Written exercise
Copy out the lines that include the word "источники".

######

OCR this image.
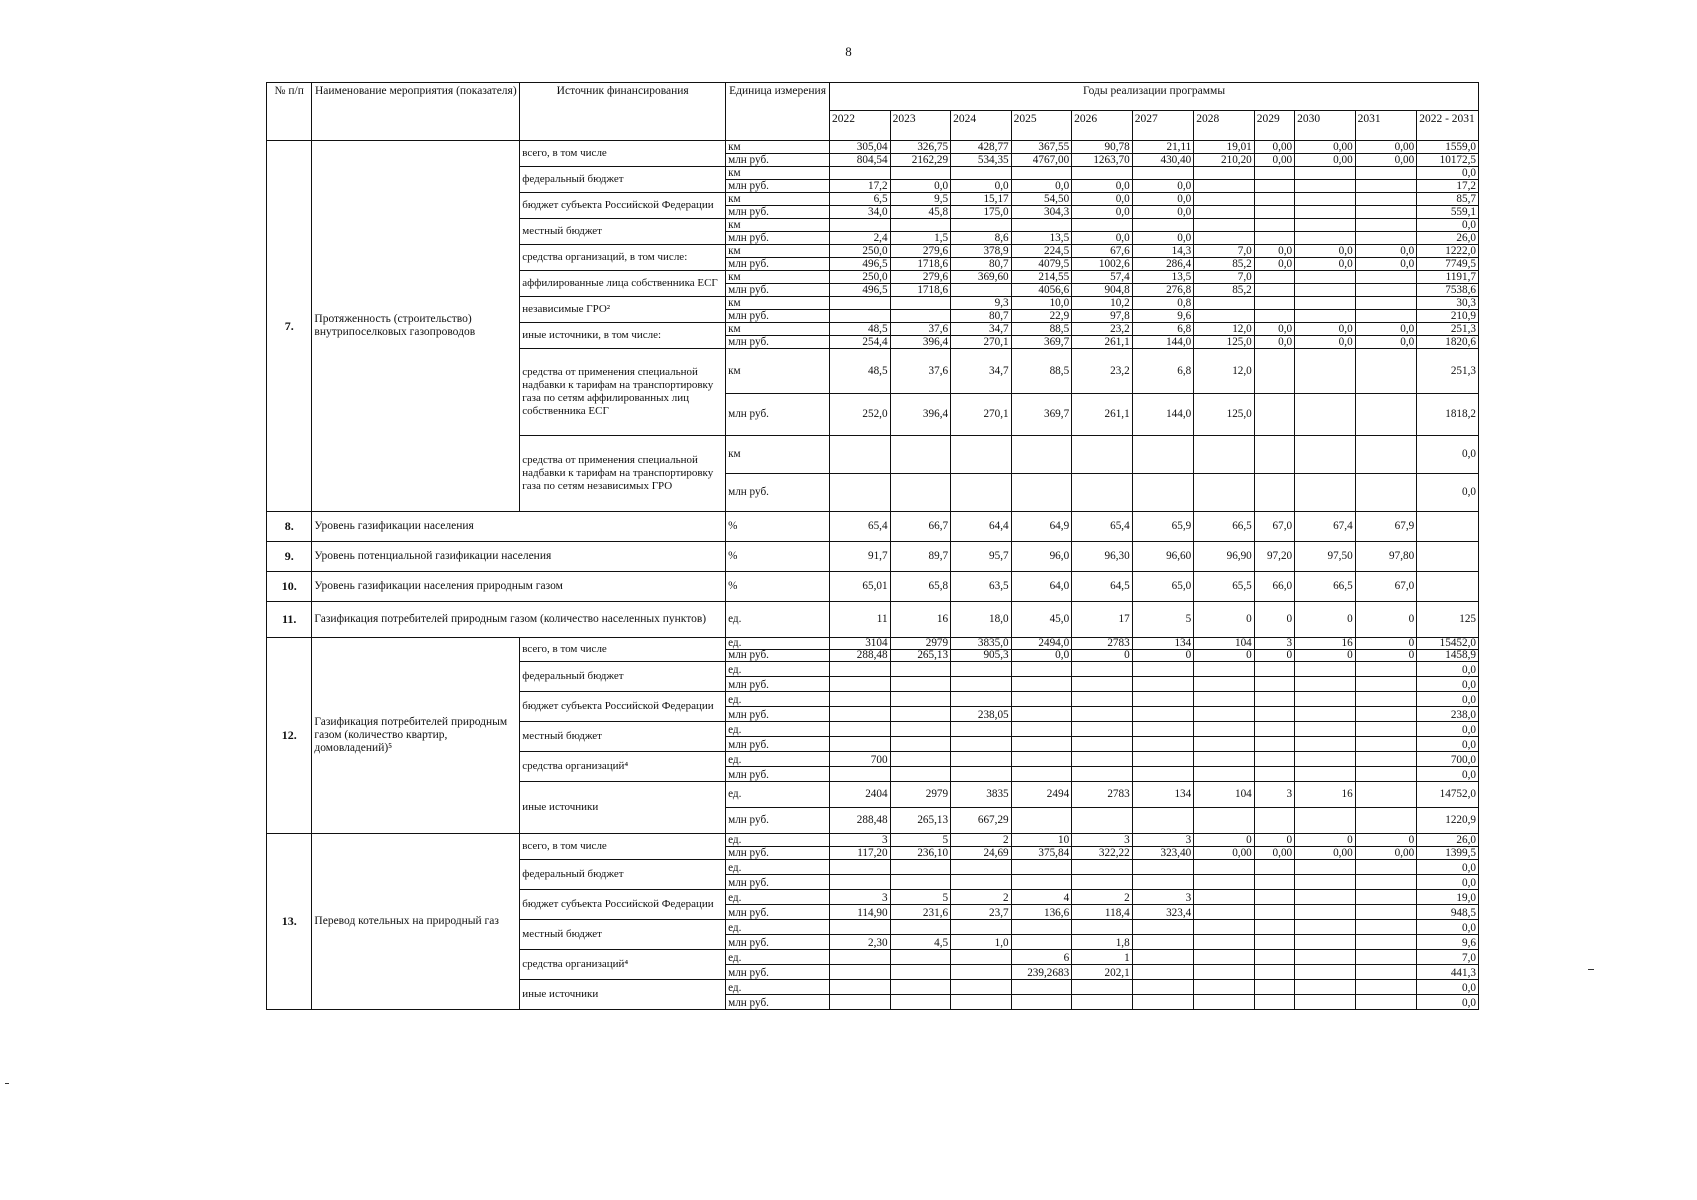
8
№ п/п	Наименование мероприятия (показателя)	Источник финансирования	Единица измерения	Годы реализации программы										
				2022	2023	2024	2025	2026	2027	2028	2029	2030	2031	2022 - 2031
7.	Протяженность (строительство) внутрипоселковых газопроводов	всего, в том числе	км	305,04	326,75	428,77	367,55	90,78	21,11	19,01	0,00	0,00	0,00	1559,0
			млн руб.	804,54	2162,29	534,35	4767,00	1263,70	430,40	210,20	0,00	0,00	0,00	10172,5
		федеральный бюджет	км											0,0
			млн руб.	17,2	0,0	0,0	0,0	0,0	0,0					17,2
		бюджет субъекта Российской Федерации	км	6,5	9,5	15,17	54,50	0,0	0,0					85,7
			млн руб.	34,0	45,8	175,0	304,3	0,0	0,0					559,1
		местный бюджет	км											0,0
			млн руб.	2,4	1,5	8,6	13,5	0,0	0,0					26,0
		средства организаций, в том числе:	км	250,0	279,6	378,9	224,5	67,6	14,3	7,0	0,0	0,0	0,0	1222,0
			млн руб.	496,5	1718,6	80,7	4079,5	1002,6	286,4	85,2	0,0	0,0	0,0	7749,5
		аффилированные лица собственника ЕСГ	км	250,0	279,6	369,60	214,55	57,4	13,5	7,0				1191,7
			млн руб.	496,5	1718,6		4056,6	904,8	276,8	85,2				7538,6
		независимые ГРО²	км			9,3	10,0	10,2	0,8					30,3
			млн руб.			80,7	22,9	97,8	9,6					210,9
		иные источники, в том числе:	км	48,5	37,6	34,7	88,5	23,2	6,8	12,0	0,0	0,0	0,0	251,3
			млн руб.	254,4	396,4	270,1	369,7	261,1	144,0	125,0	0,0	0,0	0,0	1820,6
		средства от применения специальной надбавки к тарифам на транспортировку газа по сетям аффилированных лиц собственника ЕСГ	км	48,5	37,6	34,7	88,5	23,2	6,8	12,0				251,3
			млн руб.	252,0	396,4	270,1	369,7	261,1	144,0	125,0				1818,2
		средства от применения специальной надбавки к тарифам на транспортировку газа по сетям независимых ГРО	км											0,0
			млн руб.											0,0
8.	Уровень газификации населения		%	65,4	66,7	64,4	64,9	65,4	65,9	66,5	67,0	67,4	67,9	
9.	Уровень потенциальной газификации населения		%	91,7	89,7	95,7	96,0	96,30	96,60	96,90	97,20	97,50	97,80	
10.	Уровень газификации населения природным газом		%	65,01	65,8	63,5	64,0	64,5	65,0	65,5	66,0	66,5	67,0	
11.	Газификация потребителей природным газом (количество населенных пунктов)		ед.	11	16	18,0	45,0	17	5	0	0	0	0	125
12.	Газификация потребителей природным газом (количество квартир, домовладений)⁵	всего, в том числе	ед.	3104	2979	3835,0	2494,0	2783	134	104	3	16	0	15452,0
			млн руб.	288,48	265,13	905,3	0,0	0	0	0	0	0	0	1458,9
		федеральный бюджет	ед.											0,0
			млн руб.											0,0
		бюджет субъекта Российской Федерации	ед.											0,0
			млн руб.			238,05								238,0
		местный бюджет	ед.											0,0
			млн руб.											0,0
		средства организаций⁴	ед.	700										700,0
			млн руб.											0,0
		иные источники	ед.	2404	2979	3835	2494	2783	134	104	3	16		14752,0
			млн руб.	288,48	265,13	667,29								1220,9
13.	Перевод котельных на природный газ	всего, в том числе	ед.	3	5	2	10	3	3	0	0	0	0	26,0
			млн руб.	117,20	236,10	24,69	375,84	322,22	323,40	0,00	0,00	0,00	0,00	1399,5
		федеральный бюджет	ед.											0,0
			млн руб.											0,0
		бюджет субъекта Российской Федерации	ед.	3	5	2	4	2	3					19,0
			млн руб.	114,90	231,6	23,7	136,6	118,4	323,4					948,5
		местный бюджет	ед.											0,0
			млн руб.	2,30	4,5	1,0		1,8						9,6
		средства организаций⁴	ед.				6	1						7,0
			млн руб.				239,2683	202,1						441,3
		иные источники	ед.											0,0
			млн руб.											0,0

######

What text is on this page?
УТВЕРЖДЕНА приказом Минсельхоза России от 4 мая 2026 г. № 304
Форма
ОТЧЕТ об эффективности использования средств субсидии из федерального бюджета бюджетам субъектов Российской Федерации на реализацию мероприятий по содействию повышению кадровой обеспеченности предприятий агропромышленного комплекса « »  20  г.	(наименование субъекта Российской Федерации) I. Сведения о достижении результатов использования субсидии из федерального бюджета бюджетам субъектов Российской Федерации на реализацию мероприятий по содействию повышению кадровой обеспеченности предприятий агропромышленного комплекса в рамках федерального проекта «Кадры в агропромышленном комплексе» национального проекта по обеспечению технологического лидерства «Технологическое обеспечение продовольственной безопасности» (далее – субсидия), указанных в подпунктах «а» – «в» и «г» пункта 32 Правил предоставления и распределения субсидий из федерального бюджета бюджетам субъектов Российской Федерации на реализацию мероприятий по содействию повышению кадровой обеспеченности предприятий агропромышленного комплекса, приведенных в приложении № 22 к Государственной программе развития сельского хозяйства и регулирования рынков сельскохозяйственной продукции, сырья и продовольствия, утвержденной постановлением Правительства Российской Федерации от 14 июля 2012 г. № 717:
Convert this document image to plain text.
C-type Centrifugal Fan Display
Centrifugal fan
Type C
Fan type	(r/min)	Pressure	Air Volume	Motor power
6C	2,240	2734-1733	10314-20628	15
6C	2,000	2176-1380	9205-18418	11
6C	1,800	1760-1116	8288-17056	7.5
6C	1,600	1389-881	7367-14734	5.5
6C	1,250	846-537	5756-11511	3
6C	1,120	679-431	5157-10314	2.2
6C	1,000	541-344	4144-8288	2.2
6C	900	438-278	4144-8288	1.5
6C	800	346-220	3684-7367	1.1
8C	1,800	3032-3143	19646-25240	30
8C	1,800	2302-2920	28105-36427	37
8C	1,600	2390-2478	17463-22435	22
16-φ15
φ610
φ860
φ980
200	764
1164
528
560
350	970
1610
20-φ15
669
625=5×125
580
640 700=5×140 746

######

Exercise response
		иные источники, в том числе:	км	48,5	37,6	34,7	88,5	23,2	6,8	12,0	0,0	0,0	0,0	251,3
		иные источники	ед.	2404	2979	3835	2494	2783	134	104	3	16		14752,0
		иные источники	ед.											0,0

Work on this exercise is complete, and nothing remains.